SHORT TASK 1: In the passage about DARPA's land-and-water tractor, what worry led DARPA to create the foundations of the Internet?
SHORT TASK 2: Continue the passage on DARPA's amphibious tractor after its last sentence.

PAGE:

As the nation's armed forces think tank, the Defense Advance Research Projects Agency tends to think about problems most of us didn't know needed solutions -- like how worrying about communications during a nuclear war led DARPA to create the foundations of the Internet. Among its projects are ways to haul supplies in disaster-struck areas, such as flooded cities, and this is one proposed solution: a tractor that doesn't care whether it's on land or water.

One of DARPA's priorities has been to investigate how the U.S. military might better deliver aid to places struck by natural or man-made disasters, where airports, docks and roads may be destroyed. The central idea involves using a container ship packed with materials -- including vehicles that themselves can fit inside a standard shipping container, then be built on site to deliver goods.

RECORD EXTRACTS:
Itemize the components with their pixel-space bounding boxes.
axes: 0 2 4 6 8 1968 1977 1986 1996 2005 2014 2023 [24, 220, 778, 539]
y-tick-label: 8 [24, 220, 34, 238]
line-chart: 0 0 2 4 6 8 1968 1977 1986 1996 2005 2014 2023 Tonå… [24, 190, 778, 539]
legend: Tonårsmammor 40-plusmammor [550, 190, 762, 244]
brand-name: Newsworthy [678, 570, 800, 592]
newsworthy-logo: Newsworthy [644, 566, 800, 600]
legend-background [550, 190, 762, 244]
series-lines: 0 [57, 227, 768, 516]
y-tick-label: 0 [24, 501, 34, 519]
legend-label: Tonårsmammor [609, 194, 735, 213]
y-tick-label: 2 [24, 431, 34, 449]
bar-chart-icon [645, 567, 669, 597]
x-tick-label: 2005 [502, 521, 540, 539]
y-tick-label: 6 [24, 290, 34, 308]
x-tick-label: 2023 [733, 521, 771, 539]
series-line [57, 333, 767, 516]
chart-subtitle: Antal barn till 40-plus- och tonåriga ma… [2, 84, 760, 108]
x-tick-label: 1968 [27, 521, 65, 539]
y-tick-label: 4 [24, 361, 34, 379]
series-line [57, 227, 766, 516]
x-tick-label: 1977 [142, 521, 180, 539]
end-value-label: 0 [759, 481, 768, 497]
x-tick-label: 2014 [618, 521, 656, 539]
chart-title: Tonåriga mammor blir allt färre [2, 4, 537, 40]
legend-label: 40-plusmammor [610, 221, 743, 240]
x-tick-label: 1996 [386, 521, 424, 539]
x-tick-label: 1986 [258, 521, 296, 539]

OUTPUT 1: Worry about communications during a nuclear war.

OUTPUT 2:
The Captive Air Amphibious Transporter, or CAAT, runs on an old principle that the U.S. Army has been testing since the early 1960s. By combining a tank trend with low-pressure air bags, the CAAT can spread its weight over a massive area while using air pressure to stay afloat in aquatic territory. It's not just open water; the one-fifth-sized tester shown in the video below weighs about a ton, but can glide over muddy swamps that would suck in people on foot.

DARPA says it lacks the money to make a full-scale version of the CAAT for real-world testing, and given how infrequently such a craft might be used, the idea might have little interest among private firms. But with weather-related disasters on the rise around the globe, having a craft that could carry several tons from land to water and back without stopping is an idea worth remembering.